*Directions:*
Pull every "this" line out of the data below.

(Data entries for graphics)
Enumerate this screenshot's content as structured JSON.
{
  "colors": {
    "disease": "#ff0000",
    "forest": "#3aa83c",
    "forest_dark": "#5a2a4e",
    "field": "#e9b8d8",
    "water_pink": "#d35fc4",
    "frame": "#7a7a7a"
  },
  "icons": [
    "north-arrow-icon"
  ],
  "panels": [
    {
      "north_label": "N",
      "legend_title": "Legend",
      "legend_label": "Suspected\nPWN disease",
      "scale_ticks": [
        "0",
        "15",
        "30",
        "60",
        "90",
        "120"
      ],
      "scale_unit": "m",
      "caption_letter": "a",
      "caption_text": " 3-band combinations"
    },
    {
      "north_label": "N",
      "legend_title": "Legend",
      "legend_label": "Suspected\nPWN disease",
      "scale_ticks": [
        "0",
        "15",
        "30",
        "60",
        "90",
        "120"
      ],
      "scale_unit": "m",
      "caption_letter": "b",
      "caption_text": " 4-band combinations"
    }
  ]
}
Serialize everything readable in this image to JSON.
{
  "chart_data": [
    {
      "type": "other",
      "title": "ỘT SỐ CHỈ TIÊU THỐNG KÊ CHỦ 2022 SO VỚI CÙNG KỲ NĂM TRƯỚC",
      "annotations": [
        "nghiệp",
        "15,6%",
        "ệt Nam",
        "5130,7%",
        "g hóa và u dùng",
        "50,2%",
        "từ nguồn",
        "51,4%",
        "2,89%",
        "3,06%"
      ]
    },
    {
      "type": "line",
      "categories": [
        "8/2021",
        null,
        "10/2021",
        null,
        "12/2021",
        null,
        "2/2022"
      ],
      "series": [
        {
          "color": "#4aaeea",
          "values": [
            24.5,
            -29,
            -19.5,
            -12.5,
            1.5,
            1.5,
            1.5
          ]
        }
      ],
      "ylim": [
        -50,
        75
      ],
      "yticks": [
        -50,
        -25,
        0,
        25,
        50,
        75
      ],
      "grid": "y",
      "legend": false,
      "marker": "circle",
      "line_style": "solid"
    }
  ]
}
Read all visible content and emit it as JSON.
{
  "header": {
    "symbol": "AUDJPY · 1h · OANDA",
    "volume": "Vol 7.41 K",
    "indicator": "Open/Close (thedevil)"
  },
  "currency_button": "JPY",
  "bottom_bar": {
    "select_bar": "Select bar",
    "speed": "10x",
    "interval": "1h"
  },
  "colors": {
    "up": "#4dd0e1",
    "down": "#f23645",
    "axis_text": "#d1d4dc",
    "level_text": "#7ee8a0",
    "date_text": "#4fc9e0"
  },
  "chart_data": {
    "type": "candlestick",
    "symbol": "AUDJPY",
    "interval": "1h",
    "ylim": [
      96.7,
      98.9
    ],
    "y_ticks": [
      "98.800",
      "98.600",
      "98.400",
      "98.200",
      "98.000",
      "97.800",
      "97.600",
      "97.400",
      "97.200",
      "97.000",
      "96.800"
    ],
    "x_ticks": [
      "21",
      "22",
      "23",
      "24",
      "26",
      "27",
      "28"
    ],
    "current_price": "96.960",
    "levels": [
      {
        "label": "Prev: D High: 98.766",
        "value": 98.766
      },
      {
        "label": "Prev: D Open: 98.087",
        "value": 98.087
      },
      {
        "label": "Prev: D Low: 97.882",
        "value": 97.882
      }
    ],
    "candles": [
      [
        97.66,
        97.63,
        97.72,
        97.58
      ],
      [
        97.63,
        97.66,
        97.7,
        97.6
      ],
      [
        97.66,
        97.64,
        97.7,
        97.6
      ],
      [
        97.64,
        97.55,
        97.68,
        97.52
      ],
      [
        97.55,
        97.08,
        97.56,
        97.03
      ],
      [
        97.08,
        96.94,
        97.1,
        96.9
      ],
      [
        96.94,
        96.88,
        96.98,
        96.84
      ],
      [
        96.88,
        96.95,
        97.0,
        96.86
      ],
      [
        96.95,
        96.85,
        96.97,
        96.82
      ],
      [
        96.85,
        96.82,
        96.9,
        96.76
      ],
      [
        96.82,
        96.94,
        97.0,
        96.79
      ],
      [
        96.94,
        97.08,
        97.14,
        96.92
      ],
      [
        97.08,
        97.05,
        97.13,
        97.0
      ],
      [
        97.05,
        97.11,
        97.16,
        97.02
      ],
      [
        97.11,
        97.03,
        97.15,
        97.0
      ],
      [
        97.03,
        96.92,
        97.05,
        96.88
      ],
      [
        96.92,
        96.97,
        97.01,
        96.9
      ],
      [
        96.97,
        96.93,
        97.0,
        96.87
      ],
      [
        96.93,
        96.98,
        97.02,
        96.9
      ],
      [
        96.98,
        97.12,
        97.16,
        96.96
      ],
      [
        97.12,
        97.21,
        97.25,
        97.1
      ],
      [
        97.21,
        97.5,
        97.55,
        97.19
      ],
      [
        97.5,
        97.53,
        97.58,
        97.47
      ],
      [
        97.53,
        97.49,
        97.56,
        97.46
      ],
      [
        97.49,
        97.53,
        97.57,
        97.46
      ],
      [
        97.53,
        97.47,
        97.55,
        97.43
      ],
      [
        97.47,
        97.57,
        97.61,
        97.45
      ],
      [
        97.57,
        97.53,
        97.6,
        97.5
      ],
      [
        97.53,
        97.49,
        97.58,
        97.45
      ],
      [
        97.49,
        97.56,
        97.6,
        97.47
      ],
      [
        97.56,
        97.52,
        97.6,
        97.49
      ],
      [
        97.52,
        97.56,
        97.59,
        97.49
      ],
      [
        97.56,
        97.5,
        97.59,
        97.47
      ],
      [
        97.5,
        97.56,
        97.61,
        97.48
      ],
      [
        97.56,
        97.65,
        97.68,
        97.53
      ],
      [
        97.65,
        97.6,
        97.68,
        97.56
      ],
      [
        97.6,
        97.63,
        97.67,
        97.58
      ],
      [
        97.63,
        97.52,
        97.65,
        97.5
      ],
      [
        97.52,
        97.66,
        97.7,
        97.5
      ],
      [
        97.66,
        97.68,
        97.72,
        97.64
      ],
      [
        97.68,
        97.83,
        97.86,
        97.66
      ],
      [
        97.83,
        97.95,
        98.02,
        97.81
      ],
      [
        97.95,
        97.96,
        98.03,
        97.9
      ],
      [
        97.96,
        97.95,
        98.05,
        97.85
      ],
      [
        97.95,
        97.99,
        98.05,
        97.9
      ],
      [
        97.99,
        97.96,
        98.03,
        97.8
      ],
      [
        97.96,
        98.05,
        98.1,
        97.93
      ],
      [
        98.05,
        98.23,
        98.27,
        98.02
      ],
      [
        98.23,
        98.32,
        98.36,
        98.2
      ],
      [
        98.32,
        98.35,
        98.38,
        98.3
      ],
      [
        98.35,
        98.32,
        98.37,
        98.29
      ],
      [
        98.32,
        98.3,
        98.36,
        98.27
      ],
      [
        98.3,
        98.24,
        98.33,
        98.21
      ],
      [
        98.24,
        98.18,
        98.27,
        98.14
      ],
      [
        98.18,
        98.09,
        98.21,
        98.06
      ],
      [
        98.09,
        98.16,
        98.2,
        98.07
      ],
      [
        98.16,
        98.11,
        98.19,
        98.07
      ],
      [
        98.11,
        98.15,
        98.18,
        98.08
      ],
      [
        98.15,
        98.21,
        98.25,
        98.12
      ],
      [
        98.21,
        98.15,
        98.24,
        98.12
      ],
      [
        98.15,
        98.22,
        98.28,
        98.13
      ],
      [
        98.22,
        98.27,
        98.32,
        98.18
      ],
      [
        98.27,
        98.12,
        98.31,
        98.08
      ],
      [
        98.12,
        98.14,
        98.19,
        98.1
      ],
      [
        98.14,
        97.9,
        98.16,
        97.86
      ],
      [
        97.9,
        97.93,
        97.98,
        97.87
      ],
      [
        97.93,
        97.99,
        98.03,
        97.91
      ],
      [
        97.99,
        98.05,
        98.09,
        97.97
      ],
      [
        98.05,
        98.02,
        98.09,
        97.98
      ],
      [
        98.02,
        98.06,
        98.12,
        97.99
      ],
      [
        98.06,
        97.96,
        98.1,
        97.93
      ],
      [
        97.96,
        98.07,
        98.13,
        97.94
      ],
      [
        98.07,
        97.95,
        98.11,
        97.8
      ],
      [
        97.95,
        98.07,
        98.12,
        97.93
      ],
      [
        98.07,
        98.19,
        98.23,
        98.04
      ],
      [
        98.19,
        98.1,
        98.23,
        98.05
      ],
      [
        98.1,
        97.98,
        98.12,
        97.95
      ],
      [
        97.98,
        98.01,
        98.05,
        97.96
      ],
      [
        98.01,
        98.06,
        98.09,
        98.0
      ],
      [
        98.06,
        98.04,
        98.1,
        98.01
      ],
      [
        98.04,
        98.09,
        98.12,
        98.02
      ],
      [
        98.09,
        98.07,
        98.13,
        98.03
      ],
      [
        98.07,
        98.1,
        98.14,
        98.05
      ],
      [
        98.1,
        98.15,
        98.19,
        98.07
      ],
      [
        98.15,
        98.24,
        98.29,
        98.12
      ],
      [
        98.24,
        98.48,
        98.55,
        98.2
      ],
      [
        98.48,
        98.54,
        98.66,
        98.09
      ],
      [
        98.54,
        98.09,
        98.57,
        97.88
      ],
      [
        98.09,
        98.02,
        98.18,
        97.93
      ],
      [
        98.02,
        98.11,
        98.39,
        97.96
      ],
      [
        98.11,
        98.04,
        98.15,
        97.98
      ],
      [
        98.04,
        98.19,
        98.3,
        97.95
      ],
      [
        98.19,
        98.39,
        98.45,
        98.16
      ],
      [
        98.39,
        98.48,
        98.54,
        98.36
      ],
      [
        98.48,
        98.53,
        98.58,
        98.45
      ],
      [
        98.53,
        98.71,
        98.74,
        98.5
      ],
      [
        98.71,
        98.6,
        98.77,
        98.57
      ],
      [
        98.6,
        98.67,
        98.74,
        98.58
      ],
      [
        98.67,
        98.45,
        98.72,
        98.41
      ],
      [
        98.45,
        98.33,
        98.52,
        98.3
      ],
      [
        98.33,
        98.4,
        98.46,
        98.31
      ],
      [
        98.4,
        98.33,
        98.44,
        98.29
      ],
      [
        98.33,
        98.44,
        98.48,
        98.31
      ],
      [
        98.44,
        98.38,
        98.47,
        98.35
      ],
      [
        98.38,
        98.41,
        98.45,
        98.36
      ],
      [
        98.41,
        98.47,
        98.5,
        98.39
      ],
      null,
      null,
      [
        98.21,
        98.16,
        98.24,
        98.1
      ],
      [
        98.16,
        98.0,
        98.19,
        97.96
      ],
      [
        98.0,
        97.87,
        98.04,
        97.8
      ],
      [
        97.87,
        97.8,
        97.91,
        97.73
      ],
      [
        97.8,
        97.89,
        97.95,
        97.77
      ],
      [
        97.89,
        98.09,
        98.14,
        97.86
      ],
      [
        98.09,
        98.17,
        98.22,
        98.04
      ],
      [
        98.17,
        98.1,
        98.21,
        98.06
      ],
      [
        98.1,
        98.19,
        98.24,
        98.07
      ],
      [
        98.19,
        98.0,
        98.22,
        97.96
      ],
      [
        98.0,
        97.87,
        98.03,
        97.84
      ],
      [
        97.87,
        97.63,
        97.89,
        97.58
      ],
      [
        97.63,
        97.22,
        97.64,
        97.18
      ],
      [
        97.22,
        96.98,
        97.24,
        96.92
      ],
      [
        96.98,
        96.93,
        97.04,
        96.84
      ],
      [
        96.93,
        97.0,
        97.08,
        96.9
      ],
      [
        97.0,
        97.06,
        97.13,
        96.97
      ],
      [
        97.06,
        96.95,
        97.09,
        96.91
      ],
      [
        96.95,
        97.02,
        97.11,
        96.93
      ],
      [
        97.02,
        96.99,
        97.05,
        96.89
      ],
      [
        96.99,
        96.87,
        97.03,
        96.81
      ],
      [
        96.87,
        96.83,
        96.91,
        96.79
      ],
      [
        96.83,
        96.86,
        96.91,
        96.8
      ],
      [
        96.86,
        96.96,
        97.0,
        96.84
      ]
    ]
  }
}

*The output:*
Enumerate this screenshot's content as structured JSON.
Serialize everything readable in this image to JSON.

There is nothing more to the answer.